═════ EXCERTO

A difusão, mecanismo também associado à carbonatação do betão, ocorre na presença de humidade devido a diferenças de concentração de cloretos no interior e no exterior do betão, fazendo com que estas diferenças tenham tendência para se igualar. Quando o betão é compacto e não possui fissuras, a difusão é o principal mecanismo de transporte associado à penetração de cloretos no betão [1][11][13][29][41].

O mecanismo de permeação corresponde à passagem de líquidos e/ou gases através de um material, devido a um gradiente de pressão (gradiente hidráulico se o betão estiver submerso). Este fenómeno é o mecanismo principal de transporte de cloretos quando o betão se encontra submerso em água contendo iões cloreto e depende, fundamentalmente, da permeabilidade do betão [11][13][41].

A absorção capilar (sucção) ocorre através da estrutura porosa do betão, devido às diferenças de pressão existentes entre o exterior e o interior dos poros do betão. Este mecanismo ocorre em zonas de marés (ciclos de molhagem e secagem), e não se verifica em meios saturados. Se o betão for muito poroso e apresentar fissuras, a absorção capilar é o principal mecanismo de transporte associado à penetração de cloretos no betão [11][13][41].

══════════

» EXERCÍCIO A
Responda com base no excerto sobre o transporte de cloretos no betão:
(i) Em que condições do betão é a difusão o principal mecanismo de transporte de cloretos?
(ii) De que depende, fundamentalmente, a permeação?
(iii) Em que zonas ocorre a absorção capilar?
» EXERCÍCIO B
Indique se cada afirmação está de acordo com o excerto e cite as palavras deste que o comprovam.
(i) A absorção capilar verifica-se em meios saturados.
(ii) A permeação deve-se a um gradiente de pressão.
(iii) A difusão ocorre na ausência de humidade.
» EXERCÍCIO C
Transcreva sem alterações o trecho do excerto que vai desde "O mecanismo de" até "no betão [11][13][41].", inclusive.

═════ INFORMAÇÃO FORNECIDA

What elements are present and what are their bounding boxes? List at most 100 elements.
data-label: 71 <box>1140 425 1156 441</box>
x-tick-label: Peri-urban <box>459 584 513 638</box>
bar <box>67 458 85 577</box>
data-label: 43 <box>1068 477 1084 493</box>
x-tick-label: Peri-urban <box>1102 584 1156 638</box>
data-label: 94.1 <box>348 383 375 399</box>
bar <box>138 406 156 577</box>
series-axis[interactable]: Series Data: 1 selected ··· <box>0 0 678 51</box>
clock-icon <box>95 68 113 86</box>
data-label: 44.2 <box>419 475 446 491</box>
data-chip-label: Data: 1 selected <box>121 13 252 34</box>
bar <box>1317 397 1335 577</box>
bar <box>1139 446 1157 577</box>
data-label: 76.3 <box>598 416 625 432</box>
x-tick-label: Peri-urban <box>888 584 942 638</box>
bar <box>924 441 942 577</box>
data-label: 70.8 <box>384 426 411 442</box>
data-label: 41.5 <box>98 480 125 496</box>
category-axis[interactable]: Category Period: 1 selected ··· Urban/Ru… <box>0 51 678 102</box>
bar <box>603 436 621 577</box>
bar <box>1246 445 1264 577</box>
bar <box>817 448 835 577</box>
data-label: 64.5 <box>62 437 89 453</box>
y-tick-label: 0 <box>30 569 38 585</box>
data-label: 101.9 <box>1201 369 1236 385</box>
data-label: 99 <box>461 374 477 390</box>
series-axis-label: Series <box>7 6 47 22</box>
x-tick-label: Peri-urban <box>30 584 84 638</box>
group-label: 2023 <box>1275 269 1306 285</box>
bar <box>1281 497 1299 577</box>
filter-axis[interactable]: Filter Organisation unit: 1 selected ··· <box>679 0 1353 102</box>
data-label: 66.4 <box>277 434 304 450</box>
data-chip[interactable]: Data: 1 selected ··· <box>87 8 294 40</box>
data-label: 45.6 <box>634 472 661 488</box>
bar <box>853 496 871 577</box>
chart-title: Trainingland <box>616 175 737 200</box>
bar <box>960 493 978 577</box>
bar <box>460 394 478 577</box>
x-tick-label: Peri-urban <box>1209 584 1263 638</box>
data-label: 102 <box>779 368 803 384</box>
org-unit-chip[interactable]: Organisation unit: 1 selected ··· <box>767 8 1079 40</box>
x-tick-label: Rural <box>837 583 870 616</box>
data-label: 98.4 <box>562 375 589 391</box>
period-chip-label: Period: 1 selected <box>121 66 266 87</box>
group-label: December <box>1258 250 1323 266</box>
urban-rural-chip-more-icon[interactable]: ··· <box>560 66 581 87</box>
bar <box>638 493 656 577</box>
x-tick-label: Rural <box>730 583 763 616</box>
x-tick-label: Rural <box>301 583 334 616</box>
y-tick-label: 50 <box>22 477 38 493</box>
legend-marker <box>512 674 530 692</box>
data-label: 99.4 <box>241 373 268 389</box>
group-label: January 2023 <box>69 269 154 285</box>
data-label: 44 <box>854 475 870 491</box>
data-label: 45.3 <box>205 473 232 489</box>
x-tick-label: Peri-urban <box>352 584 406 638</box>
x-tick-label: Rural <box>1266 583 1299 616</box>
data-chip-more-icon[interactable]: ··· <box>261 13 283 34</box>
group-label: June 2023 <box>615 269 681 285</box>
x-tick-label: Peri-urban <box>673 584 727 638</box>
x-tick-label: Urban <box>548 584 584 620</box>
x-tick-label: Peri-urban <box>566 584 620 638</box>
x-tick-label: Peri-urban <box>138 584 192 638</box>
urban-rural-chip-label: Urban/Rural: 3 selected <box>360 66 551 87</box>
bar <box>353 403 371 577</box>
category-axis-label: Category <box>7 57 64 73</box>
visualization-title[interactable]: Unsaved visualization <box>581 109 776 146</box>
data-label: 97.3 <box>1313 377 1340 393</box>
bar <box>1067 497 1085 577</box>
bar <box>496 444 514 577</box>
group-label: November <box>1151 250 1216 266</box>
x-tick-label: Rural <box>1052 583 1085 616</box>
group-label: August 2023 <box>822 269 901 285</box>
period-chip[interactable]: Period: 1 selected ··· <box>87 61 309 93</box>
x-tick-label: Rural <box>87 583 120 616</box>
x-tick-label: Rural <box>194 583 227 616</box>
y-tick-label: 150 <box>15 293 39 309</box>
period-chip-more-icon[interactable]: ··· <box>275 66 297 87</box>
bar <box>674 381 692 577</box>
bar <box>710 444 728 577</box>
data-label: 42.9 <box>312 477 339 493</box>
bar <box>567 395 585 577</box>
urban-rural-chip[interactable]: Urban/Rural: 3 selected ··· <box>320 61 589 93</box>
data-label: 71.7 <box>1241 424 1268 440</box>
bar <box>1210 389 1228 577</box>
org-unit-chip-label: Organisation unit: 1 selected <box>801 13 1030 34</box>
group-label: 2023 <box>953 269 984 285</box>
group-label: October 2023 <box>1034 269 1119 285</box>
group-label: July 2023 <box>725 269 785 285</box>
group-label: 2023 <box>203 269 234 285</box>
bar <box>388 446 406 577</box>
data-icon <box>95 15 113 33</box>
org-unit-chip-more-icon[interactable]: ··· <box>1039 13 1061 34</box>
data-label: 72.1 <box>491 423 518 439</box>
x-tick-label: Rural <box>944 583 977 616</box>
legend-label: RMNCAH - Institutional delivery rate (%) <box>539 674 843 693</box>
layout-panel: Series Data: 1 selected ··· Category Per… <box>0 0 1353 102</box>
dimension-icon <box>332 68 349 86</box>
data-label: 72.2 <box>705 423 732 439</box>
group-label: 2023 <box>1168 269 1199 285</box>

══════════

» RESPOSTA ESCRITA A
(i) Quando o betão é compacto e não possui fissuras.
(ii) Da permeabilidade do betão.
(iii) Em zonas de marés (ciclos de molhagem e secagem).

» RESPOSTA ESCRITA B
(i) Não: "não se verifica em meios saturados".
(ii) Sim: "devido a um gradiente de pressão".
(iii) Não: "ocorre na presença de humidade".

» RESPOSTA ESCRITA C
O mecanismo de permeação corresponde à passagem de líquidos e/ou gases através de um material, devido a um gradiente de pressão (gradiente hidráulico se o betão estiver submerso). Este fenómeno é o mecanismo principal de transporte de cloretos quando o betão se encontra submerso em água contendo iões cloreto e depende, fundamentalmente, da permeabilidade do betão [11][13][41].

A absorção capilar (sucção) ocorre através da estrutura porosa do betão, devido às diferenças de pressão existentes entre o exterior e o interior dos poros do betão. Este mecanismo ocorre em zonas de marés (ciclos de molhagem e secagem), e não se verifica em meios saturados. Se o betão for muito poroso e apresentar fissuras, a absorção capilar é o principal mecanismo de transporte associado à penetração de cloretos no betão [11][13][41].